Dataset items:
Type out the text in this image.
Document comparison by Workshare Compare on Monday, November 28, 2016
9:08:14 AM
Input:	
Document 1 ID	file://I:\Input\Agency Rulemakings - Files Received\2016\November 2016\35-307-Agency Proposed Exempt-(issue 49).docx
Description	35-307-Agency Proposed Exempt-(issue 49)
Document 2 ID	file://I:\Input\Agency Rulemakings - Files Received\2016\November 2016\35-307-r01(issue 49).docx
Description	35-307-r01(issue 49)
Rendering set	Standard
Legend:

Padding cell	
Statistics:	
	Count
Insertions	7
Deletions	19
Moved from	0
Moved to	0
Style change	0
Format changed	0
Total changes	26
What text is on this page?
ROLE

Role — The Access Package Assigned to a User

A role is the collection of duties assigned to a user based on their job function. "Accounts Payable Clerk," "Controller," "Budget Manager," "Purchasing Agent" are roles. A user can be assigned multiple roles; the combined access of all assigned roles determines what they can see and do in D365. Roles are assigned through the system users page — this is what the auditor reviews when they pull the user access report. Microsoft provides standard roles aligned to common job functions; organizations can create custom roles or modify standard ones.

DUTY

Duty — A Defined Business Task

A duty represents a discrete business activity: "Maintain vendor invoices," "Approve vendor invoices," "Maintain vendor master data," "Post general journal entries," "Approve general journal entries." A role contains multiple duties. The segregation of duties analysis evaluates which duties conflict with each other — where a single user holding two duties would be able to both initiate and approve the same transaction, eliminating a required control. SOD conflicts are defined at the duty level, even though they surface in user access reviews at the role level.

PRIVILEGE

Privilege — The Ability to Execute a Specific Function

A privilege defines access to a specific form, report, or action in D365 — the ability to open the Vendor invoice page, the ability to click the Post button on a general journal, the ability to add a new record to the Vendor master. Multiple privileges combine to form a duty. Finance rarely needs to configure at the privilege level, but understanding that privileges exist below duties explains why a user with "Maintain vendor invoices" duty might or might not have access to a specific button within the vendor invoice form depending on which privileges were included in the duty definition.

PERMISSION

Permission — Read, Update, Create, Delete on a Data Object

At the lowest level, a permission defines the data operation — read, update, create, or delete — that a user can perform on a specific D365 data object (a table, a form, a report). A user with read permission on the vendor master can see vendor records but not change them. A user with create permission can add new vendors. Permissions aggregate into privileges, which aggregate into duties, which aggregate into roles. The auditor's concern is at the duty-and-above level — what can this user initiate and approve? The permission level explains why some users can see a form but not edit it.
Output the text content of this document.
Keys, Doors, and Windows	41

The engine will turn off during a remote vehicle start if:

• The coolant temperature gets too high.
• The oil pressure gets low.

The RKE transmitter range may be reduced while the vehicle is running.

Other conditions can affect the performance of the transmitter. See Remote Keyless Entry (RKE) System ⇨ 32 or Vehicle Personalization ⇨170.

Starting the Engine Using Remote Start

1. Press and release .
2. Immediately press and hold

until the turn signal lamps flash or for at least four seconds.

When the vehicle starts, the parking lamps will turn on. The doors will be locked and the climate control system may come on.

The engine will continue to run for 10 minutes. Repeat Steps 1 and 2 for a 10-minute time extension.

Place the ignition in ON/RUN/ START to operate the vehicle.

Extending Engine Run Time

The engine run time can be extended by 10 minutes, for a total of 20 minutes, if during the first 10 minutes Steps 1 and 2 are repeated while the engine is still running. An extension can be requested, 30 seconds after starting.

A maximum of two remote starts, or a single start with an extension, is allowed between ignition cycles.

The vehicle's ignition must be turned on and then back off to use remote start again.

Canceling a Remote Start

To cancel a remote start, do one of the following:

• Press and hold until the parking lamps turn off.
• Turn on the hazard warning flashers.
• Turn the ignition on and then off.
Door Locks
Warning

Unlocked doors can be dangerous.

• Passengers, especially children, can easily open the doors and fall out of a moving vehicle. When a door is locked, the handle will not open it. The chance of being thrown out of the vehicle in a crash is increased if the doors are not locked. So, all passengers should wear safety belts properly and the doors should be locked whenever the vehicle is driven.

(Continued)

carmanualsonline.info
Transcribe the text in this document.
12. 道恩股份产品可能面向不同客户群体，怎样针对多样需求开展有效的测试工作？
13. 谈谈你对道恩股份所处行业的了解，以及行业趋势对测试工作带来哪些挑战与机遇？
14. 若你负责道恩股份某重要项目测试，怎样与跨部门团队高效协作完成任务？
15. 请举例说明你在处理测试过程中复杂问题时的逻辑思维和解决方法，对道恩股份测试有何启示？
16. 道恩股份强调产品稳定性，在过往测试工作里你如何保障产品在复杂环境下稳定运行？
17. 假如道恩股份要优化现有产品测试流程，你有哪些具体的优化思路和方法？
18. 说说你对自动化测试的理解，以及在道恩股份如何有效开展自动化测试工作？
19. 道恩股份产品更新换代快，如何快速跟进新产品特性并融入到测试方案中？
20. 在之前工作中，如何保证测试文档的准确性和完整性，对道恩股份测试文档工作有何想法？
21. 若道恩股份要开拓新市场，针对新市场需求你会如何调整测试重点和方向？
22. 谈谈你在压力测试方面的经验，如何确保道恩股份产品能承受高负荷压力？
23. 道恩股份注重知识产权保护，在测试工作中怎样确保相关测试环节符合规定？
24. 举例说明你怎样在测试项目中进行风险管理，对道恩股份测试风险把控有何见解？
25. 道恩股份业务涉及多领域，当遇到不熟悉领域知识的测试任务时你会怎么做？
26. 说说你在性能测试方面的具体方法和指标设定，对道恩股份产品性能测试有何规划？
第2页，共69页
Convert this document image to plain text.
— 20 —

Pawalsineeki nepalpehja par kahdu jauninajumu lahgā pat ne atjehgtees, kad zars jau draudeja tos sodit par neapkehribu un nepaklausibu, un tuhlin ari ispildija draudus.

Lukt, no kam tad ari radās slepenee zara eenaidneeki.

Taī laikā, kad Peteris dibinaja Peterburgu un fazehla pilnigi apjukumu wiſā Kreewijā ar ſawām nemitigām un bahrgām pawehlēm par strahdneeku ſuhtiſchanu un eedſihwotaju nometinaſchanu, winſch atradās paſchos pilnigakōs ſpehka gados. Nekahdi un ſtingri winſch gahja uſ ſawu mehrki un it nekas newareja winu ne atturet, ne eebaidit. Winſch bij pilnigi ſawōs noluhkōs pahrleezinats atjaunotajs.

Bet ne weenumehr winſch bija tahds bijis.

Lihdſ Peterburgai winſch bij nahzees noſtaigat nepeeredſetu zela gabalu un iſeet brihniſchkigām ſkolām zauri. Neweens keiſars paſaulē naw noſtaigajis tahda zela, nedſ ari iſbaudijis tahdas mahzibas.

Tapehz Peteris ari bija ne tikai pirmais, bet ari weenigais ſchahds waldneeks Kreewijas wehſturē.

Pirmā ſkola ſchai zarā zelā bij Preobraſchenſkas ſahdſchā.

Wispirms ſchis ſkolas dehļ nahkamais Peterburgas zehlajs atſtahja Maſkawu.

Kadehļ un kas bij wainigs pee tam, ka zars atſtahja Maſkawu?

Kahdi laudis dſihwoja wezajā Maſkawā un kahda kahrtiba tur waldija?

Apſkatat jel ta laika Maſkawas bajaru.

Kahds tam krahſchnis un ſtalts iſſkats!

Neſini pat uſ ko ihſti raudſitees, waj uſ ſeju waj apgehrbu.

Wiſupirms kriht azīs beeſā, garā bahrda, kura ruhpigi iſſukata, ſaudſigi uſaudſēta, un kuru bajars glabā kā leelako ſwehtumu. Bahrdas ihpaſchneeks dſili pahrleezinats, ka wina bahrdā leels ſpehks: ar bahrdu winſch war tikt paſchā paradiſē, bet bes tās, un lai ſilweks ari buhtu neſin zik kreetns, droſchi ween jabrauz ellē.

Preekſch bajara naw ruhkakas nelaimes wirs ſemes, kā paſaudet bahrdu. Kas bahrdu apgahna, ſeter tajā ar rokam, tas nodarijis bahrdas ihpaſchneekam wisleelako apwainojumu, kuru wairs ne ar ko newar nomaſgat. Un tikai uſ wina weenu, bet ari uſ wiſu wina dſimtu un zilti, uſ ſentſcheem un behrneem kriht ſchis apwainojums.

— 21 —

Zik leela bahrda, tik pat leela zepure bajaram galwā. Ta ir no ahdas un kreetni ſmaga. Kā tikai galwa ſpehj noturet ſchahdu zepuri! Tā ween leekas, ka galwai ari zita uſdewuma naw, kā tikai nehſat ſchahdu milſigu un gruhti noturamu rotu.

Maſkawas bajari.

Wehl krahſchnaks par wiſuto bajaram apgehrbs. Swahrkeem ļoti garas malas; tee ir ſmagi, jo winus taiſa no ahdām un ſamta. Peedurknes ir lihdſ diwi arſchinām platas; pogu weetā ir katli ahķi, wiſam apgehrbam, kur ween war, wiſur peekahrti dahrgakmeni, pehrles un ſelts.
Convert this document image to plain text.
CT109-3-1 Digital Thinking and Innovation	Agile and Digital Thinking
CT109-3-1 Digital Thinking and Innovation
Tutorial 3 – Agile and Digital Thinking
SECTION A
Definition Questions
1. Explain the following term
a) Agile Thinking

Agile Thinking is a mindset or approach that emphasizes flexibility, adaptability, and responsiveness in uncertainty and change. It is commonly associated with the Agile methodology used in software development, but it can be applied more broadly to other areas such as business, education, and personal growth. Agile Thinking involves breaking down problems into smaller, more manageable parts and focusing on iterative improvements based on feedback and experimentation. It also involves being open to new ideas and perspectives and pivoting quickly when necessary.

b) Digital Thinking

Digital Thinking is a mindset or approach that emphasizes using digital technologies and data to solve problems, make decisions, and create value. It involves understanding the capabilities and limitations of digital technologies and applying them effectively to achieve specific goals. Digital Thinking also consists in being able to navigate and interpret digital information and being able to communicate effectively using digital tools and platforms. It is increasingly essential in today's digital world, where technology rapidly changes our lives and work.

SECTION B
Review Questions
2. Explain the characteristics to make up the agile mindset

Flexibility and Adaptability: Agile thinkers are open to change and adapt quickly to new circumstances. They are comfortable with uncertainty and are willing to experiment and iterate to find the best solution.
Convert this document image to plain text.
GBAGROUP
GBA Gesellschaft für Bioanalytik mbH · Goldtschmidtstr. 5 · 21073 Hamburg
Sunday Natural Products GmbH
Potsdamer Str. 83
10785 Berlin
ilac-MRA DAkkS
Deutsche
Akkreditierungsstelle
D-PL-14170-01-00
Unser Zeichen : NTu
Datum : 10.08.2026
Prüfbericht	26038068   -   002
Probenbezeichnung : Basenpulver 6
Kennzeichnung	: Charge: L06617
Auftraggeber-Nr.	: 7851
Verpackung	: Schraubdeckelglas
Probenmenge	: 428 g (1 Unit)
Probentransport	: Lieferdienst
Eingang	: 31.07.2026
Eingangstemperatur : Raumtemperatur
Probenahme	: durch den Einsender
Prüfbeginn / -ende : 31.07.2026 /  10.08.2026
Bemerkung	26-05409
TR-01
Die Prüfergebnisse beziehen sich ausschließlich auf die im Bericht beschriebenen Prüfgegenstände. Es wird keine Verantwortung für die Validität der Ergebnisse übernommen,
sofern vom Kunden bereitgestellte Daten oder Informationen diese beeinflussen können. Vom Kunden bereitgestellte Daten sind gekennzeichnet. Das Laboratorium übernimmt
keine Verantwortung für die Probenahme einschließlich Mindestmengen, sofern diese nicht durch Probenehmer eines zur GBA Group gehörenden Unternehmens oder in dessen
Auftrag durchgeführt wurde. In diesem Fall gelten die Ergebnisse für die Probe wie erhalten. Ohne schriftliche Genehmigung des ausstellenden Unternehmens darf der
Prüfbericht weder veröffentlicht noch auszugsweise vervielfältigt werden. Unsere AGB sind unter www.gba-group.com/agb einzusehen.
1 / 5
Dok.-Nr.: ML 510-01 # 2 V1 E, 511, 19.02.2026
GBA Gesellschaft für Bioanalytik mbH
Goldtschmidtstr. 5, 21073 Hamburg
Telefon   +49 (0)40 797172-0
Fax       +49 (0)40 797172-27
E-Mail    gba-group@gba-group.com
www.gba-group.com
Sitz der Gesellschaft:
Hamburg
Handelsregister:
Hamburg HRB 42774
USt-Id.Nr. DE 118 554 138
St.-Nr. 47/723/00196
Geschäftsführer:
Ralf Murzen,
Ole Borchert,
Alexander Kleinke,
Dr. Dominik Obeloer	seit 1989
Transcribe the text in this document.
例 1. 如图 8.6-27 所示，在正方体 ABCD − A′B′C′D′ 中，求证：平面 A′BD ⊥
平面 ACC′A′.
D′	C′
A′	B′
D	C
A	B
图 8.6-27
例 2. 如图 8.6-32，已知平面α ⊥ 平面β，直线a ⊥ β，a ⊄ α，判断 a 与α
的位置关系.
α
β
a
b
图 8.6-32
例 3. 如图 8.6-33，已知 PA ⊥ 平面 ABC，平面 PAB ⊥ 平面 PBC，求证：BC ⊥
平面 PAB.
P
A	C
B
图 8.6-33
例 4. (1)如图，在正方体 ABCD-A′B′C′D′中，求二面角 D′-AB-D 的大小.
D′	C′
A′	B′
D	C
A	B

(To be done) Among the entries above, how many lines hold the word "Peteris"? Reply with only that number.

(Task response) 2